Material shown
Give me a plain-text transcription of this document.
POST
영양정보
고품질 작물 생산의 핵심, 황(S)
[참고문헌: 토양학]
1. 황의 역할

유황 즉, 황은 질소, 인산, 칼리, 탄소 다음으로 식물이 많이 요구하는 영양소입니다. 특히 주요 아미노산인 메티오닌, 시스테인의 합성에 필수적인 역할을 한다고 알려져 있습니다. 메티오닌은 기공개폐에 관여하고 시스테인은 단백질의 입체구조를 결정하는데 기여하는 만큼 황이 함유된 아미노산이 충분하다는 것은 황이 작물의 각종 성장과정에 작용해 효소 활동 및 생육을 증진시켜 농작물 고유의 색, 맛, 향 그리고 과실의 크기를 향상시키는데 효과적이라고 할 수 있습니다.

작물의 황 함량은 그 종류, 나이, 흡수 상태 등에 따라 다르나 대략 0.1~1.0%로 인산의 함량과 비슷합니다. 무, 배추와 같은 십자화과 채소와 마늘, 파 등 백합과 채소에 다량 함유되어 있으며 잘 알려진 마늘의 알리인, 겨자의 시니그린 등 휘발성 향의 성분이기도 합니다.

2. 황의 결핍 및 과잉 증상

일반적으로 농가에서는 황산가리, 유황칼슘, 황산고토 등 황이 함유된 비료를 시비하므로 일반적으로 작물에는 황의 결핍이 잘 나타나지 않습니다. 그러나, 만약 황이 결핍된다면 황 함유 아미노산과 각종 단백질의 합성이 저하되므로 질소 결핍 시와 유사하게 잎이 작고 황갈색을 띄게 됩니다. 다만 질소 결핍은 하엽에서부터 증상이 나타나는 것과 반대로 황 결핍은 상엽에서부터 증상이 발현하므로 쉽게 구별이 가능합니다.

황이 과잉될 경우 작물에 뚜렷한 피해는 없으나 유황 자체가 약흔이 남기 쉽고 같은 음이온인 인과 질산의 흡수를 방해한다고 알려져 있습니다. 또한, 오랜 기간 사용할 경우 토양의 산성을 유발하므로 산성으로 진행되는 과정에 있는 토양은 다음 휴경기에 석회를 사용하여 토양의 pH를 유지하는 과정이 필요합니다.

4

What is being asked
Return all the lines that contain the string "있습니다".

Output of the exercise
유황 즉, 황은 질소, 인산, 칼리, 탄소 다음으로 식물이 많이 요구하는 영양소입니다. 특히 주요 아미노산인 메티오닌, 시스테인의 합성에 필수적인 역할을 한다고 알려져 있습니다. 메티오닌은 기공개폐에 관여하고 시스테인은 단백질의 입체구조를 결정하는데 기여하는 만큼 황이 함유된 아미노산이 충분하다는 것은 황이 작물의 각종 성장과정에 작용해 효소 활동 및 생육을 증진시켜 농작물 고유의 색, 맛, 향 그리고 과실의 크기를 향상시키는데 효과적이라고 할 수 있습니다.
황이 과잉될 경우 작물에 뚜렷한 피해는 없으나 유황 자체가 약흔이 남기 쉽고 같은 음이온인 인과 질산의 흡수를 방해한다고 알려져 있습니다. 또한, 오랜 기간 사용할 경우 토양의 산성을 유발하므로 산성으로 진행되는 과정에 있는 토양은 다음 휴경기에 석회를 사용하여 토양의 pH를 유지하는 과정이 필요합니다.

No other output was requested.